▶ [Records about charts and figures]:
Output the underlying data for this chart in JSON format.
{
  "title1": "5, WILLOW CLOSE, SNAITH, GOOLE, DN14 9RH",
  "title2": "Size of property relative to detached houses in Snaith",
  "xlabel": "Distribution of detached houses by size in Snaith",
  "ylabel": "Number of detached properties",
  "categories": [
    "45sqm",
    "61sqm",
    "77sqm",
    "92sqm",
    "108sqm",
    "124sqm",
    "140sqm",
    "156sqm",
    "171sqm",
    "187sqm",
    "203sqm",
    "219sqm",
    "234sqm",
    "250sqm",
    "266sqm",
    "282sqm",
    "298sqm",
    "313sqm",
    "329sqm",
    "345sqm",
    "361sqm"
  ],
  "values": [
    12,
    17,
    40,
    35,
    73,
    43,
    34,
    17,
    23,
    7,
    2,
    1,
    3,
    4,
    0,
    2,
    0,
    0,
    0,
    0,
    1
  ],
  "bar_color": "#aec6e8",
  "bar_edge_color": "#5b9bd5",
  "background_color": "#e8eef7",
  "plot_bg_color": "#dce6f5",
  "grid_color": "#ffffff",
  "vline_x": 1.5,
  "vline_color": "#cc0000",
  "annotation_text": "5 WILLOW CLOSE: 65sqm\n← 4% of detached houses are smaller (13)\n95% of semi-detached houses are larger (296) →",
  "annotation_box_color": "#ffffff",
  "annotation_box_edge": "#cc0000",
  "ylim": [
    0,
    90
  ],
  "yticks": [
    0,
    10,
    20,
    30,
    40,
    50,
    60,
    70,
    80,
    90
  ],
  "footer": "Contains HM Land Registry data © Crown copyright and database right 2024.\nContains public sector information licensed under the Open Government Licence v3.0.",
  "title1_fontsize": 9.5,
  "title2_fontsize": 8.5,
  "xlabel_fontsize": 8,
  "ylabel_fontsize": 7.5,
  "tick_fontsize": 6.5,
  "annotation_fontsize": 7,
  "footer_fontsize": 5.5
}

▶ [Stated problem]:
Output each entry precisely as given.

▶ [Response to the exercise]:
Output the underlying data for this chart in JSON format.
{
  "title1": "5, WILLOW CLOSE, SNAITH, GOOLE, DN14 9RH",
  "title2": "Size of property relative to detached houses in Snaith",
  "xlabel": "Distribution of detached houses by size in Snaith",
  "ylabel": "Number of detached properties",
  "categories": [
    "45sqm",
    "61sqm",
    "77sqm",
    "92sqm",
    "108sqm",
    "124sqm",
    "140sqm",
    "156sqm",
    "171sqm",
    "187sqm",
    "203sqm",
    "219sqm",
    "234sqm",
    "250sqm",
    "266sqm",
    "282sqm",
    "298sqm",
    "313sqm",
    "329sqm",
    "345sqm",
    "361sqm"
  ],
  "values": [
    12,
    17,
    40,
    35,
    73,
    43,
    34,
    17,
    23,
    7,
    2,
    1,
    3,
    4,
    0,
    2,
    0,
    0,
    0,
    0,
    1
  ],
  "bar_color": "#aec6e8",
  "bar_edge_color": "#5b9bd5",
  "background_color": "#e8eef7",
  "plot_bg_color": "#dce6f5",
  "grid_color": "#ffffff",
  "vline_x": 1.5,
  "vline_color": "#cc0000",
  "annotation_text": "5 WILLOW CLOSE: 65sqm\n← 4% of detached houses are smaller (13)\n95% of semi-detached houses are larger (296) →",
  "annotation_box_color": "#ffffff",
  "annotation_box_edge": "#cc0000",
  "ylim": [
    0,
    90
  ],
  "yticks": [
    0,
    10,
    20,
    30,
    40,
    50,
    60,
    70,
    80,
    90
  ],
  "footer": "Contains HM Land Registry data © Crown copyright and database right 2024.\nContains public sector information licensed under the Open Government Licence v3.0.",
  "title1_fontsize": 9.5,
  "title2_fontsize": 8.5,
  "xlabel_fontsize": 8,
  "ylabel_fontsize": 7.5,
  "tick_fontsize": 6.5,
  "annotation_fontsize": 7,
  "footer_fontsize": 5.5
}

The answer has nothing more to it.